Written problem: Copy every line with the string "Duglas" in it.

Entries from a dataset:
— start —

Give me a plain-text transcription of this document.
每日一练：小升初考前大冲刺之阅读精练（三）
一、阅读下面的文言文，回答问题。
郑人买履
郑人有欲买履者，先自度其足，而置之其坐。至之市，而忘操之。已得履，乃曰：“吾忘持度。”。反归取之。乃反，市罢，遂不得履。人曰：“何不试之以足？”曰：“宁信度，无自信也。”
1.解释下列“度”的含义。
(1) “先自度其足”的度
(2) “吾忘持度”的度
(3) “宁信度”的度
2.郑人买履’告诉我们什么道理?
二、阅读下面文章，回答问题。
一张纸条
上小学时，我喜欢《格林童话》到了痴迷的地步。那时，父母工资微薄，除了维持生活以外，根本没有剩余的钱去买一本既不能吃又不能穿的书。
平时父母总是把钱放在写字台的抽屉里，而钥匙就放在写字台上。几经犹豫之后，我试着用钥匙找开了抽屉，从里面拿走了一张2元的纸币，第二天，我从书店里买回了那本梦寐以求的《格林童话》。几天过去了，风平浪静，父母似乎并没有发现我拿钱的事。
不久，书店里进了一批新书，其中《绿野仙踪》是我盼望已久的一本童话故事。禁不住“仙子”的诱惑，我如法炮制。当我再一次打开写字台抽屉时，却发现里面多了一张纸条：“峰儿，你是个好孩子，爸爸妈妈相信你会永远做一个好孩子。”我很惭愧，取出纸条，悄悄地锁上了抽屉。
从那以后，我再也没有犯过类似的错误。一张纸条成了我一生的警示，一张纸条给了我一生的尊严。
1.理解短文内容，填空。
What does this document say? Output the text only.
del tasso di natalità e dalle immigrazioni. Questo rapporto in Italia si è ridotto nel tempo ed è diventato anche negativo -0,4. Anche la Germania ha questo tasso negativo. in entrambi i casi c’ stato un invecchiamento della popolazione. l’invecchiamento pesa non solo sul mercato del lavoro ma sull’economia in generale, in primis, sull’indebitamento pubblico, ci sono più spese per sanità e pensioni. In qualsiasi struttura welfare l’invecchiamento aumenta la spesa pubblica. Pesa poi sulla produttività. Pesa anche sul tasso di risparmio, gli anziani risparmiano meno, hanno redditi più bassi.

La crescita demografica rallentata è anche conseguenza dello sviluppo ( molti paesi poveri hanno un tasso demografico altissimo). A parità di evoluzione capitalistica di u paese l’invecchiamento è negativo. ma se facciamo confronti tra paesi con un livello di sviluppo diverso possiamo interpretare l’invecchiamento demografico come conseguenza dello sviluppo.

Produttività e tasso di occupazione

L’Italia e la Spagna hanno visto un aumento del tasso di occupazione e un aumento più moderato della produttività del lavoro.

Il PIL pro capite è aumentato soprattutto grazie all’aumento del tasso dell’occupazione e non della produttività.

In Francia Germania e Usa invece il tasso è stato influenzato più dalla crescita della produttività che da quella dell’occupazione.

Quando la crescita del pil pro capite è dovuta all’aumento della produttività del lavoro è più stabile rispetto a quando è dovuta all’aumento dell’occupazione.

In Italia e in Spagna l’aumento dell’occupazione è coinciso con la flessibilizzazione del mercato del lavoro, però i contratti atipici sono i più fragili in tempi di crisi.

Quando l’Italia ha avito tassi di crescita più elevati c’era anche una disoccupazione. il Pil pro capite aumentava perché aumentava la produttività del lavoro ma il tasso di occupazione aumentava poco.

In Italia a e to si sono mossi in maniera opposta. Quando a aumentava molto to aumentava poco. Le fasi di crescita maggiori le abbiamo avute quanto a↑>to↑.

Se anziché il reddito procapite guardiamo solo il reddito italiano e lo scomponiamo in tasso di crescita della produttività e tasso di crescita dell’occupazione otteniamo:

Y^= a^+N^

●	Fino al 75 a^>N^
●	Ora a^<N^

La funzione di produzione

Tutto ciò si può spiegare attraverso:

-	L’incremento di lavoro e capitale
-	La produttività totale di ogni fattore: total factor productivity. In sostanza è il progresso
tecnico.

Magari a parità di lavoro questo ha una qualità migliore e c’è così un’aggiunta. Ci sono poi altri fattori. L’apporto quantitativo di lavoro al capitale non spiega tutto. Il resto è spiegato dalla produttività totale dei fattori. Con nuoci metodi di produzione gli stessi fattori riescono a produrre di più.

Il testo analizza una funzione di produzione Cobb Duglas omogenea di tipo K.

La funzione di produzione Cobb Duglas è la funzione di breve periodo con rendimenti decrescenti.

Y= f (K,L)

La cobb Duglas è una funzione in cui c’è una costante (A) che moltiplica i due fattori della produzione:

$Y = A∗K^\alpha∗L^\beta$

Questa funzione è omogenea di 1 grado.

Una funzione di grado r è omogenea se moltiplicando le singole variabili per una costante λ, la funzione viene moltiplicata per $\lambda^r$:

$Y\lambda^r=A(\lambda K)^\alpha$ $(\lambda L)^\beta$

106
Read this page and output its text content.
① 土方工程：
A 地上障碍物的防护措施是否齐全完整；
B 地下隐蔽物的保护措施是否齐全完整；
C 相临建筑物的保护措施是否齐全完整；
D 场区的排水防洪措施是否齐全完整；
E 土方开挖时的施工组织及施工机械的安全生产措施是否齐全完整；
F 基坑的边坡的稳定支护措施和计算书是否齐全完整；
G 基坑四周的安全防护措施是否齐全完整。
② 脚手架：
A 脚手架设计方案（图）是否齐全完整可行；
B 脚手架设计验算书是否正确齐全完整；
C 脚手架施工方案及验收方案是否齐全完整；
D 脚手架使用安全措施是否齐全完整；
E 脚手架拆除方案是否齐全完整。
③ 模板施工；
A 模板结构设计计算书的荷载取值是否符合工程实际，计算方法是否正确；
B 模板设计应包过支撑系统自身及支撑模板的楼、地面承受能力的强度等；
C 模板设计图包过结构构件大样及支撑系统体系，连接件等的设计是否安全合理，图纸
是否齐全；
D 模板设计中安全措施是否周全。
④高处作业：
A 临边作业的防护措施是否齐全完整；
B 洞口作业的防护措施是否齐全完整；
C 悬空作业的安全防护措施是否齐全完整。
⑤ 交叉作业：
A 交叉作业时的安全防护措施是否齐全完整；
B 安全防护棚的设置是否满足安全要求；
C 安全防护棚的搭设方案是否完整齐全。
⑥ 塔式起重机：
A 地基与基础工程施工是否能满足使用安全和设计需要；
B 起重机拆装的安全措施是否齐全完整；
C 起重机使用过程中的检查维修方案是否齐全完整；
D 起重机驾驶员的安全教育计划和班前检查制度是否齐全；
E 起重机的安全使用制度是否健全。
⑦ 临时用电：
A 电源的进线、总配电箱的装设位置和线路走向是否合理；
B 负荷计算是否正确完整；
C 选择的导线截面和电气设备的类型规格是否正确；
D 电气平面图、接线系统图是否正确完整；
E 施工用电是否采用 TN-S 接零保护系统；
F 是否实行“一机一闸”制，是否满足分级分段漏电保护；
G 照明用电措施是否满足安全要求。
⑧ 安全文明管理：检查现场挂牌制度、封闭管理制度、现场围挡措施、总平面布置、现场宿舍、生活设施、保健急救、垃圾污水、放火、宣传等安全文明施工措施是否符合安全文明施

— end —

Reply:
Il testo analizza una funzione di produzione Cobb Duglas omogenea di tipo K.
La funzione di produzione Cobb Duglas è la funzione di breve periodo con rendimenti decrescenti.
La cobb Duglas è una funzione in cui c’è una costante (A) che moltiplica i due fattori della produzione:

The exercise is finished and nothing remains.